### Stated goal
Write the records out again, keeping each line exactly as it is.

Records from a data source
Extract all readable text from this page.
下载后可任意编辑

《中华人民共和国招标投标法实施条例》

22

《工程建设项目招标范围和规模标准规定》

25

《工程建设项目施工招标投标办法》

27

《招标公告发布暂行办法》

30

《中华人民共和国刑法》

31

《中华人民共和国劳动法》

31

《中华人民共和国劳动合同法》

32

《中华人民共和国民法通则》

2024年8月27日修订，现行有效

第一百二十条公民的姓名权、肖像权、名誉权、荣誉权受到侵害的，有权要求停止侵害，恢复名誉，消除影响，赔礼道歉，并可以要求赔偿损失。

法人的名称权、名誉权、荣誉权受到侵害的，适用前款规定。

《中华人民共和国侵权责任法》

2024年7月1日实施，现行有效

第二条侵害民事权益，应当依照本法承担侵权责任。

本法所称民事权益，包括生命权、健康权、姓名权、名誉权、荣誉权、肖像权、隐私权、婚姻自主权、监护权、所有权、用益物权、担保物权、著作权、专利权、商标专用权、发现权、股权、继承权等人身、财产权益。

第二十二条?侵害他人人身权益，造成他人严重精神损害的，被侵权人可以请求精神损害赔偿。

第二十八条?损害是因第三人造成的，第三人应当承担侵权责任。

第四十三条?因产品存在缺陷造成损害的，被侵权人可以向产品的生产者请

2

### Correct output
Extract all readable text from this page.
下载后可任意编辑

《中华人民共和国招标投标法实施条例》

22

《工程建设项目招标范围和规模标准规定》

25

《工程建设项目施工招标投标办法》

27

《招标公告发布暂行办法》

30

《中华人民共和国刑法》

31

《中华人民共和国劳动法》

31

《中华人民共和国劳动合同法》

32

《中华人民共和国民法通则》

2024年8月27日修订，现行有效

第一百二十条公民的姓名权、肖像权、名誉权、荣誉权受到侵害的，有权要求停止侵害，恢复名誉，消除影响，赔礼道歉，并可以要求赔偿损失。

法人的名称权、名誉权、荣誉权受到侵害的，适用前款规定。

《中华人民共和国侵权责任法》

2024年7月1日实施，现行有效

第二条侵害民事权益，应当依照本法承担侵权责任。

本法所称民事权益，包括生命权、健康权、姓名权、名誉权、荣誉权、肖像权、隐私权、婚姻自主权、监护权、所有权、用益物权、担保物权、著作权、专利权、商标专用权、发现权、股权、继承权等人身、财产权益。

第二十二条?侵害他人人身权益，造成他人严重精神损害的，被侵权人可以请求精神损害赔偿。

第二十八条?损害是因第三人造成的，第三人应当承担侵权责任。

第四十三条?因产品存在缺陷造成损害的，被侵权人可以向产品的生产者请

2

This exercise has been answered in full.